Te lezen fragment:
• • •

Voor de klinische praktijk is het belangrijk te weten dat er momenteel veel onderzoek wordt gedaan naar biomarkers om huidige en nieuwe therapieën te optimaliseren voor de individuele patiënt. De klinische relevantie van een bloedtest is afhankelijk van het type hematologische maligniteit, de behandelopties en de verwachte uitkomsten van deze behandeling. Zo bestuderen we in deel 2 van het proefschrift een ontwikkelde qRT-PCR-gebaseerde EV-miRNA-test voor HL. Bij HL bestaat behoefte aan een test die al vroeg tijdens de behandeling kan detecteren welke patiënt reageert op behandeling, om zo het aantal cycli chemotherapie aan te passen aan de respons. In onze biomarkerstudies hebben we aangetoond dat een technisch robuuste EV-miRNA qRT-PCR-gebaseerde test het behandelsucces bij HL betrouwbaar kan detecteren. Een gecombineerde aanpak, met EV-miRNAs, sTARC en/of circulerend tumor-DNA, heeft potentie als responsbiomarker voor HL. Uiteindelijk zijn technische optimalisatie, door bijvoorbeeld het optimaliseren van de bloedverzamelbuis, en technische innovatie, door bijvoorbeeld het ontwikkelen van detectietechnieken, de belangrijkste stappen die nodig zijn om dichter bij klinische implementatie van EV-miRNAs te komen.
Wat was het meest frustrerende onderdeel van je onderzoek?
Om onderzoek te doen naar het ontwikkelen van bloedtesten hebben we bloed van patiënten nodig en informatie over de patiënt. Eerst komt het opzetten van de logistiek, de voorbereidende administratie en natuurlijk een METc-aanvraag. Het is heel belangrijk altijd oog te houden voor de kwaliteit van het materiaal dat je verzamelt, zodat het uiteindelijk ook geschikt is voor het onderzoek. Daar gaat natuurlijk ook tijd in zitten. Als het project dan eenmaal is gestart, valt de inclusie tegen en is het belangrijk tijd te investeren in het optimaliseren van de inclusie en zorgen dat de logistiek goed loopt. Na uitbreiding naar een multicenterstudie slaagden we erin meer materiaal te verzamelen van met name DLBCL-patiënten. Dit is wel een heel leerzaam proces. Het moment dat er genoeg materiaal was om het eerste grotere cohort DLBCL-samples te gaan verwerken en analyseren in het laboratorium, was dan ook een moment om naar uit te kijken. Helaas kwam dit precies aan het begin van de coronatijd, waardoor laboratoriumwerk voor wetenschappelijk onderzoek niet mogelijk was. Het zijn die momenten die je zelf niet in de hand hebt, die soms heel frustrerend kunnen zijn. Uiteindelijk konden we langzaamaan weer aan het werk in het laboratorium, maar voor een PhD-student in het laatste jaar van mijn deel van het project, kwam dit wel op een slecht moment.

• • •

Vragen en opdrachten:
**a)** Waarom is er volgens het fragment bij HL behoefte aan een test die al vroeg tijdens de behandeling iets over de patiënt kan vaststellen? Antwoord in één tot drie zinnen.
**b)** Beantwoord deze vragen over het fragment, elk op een eigen regel:
(i) Welke aanvraag noemt het fragment bij de voorbereidingen voor het onderzoek?
(ii) Van welke patiënten werd na de uitbreiding naar een multicenterstudie vooral meer materiaal verzameld?
(iii) Welke gecombineerde aanpak heeft volgens het fragment potentie als responsbiomarker voor HL?
De records hebben geen verband met het fragment.

• • •

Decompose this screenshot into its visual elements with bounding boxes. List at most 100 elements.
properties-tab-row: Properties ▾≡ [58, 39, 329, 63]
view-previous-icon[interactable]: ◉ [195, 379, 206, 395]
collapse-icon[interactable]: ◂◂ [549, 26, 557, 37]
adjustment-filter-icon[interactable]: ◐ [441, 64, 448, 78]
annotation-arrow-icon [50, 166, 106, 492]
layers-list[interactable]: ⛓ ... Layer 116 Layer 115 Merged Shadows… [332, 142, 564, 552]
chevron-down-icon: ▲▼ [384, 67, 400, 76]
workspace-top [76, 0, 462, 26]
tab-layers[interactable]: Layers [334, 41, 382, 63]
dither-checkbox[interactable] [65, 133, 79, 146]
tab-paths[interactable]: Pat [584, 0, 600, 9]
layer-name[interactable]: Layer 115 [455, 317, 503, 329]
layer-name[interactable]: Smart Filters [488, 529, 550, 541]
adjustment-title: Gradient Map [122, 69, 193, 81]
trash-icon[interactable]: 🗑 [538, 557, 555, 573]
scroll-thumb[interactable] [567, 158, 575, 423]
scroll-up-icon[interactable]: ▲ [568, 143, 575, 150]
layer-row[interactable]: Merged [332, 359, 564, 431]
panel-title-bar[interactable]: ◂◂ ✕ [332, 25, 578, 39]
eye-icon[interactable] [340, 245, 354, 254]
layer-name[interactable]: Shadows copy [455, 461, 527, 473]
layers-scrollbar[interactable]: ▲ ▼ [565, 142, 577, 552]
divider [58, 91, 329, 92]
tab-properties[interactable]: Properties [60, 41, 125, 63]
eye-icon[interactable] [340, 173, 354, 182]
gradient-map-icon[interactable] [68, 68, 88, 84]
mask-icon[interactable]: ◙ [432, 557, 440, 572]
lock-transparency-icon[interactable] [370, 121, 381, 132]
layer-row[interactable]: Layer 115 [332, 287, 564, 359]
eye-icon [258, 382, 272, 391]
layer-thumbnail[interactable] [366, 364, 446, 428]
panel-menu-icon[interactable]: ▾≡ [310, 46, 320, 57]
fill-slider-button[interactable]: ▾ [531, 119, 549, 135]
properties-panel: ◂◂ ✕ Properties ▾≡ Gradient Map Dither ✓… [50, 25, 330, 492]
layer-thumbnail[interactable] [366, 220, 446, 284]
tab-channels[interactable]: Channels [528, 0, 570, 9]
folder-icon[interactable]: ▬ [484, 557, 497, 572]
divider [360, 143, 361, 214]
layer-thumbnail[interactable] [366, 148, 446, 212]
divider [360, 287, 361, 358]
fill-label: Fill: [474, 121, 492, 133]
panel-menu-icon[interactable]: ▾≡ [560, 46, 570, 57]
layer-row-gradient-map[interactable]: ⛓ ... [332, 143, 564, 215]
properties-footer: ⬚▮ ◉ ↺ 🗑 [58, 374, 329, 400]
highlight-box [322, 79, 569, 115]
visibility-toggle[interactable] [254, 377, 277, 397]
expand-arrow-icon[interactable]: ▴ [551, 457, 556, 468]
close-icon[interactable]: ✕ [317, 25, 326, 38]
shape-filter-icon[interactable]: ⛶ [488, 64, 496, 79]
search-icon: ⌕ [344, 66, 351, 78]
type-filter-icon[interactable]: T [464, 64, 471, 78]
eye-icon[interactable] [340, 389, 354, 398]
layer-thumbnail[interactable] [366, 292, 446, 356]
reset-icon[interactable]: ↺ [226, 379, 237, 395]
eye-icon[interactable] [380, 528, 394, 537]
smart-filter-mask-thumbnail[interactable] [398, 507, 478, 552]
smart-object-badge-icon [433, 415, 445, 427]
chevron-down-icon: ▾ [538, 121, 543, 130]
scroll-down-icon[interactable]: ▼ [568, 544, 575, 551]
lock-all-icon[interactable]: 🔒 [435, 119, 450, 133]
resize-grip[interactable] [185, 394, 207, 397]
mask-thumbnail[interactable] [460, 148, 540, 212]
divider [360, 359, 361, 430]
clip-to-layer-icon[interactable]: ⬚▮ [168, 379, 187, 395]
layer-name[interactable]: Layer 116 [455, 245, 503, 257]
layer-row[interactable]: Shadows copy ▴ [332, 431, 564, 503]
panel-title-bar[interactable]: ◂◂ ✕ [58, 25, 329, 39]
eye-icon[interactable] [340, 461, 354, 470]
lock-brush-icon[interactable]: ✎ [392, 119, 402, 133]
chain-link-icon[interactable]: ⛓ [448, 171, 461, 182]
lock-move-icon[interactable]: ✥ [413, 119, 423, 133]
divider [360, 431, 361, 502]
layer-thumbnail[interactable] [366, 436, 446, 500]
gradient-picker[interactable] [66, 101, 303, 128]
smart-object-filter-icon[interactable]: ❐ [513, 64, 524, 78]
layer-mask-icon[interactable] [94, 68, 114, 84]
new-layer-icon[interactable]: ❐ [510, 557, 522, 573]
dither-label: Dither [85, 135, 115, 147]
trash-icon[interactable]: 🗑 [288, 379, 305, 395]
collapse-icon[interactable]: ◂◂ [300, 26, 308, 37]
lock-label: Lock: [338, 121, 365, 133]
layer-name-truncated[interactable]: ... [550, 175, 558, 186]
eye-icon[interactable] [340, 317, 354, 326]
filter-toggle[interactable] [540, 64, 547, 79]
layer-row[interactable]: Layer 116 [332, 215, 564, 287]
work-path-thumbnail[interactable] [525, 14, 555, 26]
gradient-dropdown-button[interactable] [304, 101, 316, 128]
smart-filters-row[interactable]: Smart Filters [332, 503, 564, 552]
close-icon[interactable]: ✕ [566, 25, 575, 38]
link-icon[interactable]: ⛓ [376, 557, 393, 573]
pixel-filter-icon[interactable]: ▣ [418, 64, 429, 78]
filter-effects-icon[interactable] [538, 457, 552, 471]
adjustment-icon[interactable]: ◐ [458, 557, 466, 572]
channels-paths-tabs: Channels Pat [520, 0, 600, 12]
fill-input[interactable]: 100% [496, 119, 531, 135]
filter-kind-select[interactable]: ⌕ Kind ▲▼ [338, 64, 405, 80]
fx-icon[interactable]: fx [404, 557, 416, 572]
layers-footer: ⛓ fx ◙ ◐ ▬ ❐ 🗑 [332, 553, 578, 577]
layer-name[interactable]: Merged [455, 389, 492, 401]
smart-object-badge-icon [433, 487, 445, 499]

• • •

Uitwerkingen per opdracht:
**a)** Met zo'n test kan al vroeg tijdens de behandeling worden gedetecteerd welke patiënt op de behandeling reageert. Zo kan het aantal cycli chemotherapie worden aangepast aan de respons.

**b)**
(i) Een METc-aanvraag.
(ii) Van DLBCL-patiënten.
(iii) Een aanpak met EV-miRNAs, sTARC en/of circulerend tumor-DNA.